● **作業項目 1**: 川辺川ダムの文章の「熊本県の蒲島郁夫知事は川辺川」から「への動きはあまりに急だった。」までを、一字一句そのまま書き写してください。
● **作業項目 2**: 川辺川ダムの文章で、蒲島郁夫知事がダム建設を容認した理由として挙げたものは何か。

熊本県議会全員協議会で川辺川ダムの建設容認を表明する蒲島郁夫知事=熊本市中央区で2020年11月19日午前10時19分、矢頭智剛撮影

 熊本県の蒲島郁夫知事は川辺川ダム建設を容認した理由として、自身がダム計画を白紙撤回した2008年当時との「民意の変化」を挙げた。しかし、「変わった」と断言できるほど知事は流域の民意を丁寧に聞いたのか。被災からわずか4カ月余りでダム政策を180度転換させるほど民意が変わったというのは早計ではないか。

 確かに「過去最悪」とされる今回の被害の後、住民の間に「次の災害が来るかもしれない。早くダムを」という声は高まった。そうだとしてもダム容認への動きはあまりに急だった。

 豪雨直後には早くも一部の流域首長からダムを求める声が公然と噴き出し、豪雨被害の検証委員会は、国が「川辺川ダムがあれば、人吉地区の浸水面積を約6割減らせた」とする推計を出してわずか2回で終了。住民から「緊急放流時の危険性や環境への影響なども示すべきだ」といったダムへの反対・慎重意見も多数出たが、知事は国による「検証」を「科学的、客観的だ」と手放しで評価した。

● **表示情報**:
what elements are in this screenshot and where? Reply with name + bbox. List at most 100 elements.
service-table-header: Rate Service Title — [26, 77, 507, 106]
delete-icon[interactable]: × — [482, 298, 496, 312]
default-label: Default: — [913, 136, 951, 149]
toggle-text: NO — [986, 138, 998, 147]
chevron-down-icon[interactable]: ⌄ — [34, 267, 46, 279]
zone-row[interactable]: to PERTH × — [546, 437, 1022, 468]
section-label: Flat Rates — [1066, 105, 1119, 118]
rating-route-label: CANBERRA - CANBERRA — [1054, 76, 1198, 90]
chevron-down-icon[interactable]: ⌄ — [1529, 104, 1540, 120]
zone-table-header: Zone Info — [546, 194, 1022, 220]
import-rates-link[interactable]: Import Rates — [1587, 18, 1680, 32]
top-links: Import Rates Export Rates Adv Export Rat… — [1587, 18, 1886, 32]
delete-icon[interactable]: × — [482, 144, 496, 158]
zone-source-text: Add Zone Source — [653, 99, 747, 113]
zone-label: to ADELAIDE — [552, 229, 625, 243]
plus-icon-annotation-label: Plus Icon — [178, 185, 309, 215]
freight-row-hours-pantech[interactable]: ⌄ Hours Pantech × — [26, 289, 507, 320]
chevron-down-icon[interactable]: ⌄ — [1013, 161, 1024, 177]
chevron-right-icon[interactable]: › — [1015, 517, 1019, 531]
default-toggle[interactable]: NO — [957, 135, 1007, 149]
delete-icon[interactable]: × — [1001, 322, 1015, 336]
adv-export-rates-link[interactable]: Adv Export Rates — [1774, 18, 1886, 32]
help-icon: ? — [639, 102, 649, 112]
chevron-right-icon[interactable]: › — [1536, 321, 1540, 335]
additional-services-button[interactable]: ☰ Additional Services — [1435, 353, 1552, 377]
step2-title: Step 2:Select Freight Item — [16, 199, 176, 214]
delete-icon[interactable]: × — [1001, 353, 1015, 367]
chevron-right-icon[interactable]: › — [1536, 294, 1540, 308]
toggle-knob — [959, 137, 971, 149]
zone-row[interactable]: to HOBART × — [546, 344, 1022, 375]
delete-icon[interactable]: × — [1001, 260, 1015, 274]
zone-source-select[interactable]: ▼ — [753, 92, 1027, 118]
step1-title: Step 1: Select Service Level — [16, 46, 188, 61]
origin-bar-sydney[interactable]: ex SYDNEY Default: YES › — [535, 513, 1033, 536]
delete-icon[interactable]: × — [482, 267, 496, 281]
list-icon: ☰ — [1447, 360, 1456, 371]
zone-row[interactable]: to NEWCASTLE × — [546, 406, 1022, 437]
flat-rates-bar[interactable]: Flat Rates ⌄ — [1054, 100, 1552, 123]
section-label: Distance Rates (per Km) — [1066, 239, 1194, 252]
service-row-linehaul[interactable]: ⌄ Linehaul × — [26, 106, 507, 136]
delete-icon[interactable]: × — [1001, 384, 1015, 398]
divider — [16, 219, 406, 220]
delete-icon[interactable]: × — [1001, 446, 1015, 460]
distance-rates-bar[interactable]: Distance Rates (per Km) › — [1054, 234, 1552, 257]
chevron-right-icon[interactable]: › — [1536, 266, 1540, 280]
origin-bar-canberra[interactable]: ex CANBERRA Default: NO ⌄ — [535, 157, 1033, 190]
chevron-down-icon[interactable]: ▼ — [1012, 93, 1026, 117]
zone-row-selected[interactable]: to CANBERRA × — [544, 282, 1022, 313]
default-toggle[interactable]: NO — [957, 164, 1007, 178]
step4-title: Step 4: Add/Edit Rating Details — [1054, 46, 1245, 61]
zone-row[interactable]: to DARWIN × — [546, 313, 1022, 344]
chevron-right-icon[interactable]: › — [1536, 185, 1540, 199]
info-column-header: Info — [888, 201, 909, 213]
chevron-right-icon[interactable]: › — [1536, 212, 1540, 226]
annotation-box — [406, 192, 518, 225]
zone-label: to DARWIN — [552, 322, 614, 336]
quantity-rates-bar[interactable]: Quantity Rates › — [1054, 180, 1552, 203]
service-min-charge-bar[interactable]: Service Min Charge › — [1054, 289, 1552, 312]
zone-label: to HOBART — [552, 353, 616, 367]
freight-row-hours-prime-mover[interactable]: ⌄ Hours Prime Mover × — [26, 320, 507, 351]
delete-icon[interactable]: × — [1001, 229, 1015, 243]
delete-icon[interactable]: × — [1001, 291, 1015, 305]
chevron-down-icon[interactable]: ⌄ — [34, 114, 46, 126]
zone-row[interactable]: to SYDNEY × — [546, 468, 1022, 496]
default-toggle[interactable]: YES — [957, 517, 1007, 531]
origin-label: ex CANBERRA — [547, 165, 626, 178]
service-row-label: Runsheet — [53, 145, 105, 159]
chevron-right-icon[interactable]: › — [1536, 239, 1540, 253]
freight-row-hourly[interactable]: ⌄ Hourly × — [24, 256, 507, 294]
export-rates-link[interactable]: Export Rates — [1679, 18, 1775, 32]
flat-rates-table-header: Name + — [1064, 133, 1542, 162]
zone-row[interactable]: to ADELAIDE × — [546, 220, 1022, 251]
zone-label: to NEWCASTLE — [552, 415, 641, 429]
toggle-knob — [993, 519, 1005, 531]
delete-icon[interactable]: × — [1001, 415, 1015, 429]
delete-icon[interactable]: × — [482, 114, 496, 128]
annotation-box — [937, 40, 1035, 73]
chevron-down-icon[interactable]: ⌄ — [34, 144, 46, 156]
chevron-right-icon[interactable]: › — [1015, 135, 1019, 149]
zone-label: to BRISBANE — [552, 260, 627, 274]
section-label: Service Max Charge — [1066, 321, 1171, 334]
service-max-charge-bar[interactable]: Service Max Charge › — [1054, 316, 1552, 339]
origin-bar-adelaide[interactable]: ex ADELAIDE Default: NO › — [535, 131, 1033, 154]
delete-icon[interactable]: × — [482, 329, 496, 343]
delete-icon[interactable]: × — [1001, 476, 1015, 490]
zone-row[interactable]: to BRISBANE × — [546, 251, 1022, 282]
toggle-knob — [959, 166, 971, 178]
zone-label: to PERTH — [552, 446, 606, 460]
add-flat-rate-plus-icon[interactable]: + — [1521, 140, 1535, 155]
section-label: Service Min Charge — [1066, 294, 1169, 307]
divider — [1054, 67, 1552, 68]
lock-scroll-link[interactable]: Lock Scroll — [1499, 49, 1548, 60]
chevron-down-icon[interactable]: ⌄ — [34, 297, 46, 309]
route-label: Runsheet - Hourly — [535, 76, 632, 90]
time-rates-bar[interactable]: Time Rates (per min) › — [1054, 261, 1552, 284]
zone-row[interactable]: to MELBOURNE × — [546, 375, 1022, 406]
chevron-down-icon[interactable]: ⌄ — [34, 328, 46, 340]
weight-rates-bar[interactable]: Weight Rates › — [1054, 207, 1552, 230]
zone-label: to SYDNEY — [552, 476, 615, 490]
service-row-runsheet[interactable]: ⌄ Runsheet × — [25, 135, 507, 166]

● **回答欄 1**:
熊本県の蒲島郁夫知事は川辺川ダム建設を容認した理由として、自身がダム計画を白紙撤回した2008年当時との「民意の変化」を挙げた。しかし、「変わった」と断言できるほど知事は流域の民意を丁寧に聞いたのか。被災からわずか4カ月余りでダム政策を180度転換させるほど民意が変わったというのは早計ではないか。

 確かに「過去最悪」とされる今回の被害の後、住民の間に「次の災害が来るかもしれない。早くダムを」という声は高まった。そうだとしてもダム容認への動きはあまりに急だった。

● **回答欄 2**: 自身がダム計画を白紙撤回した2008年当時との「民意の変化」。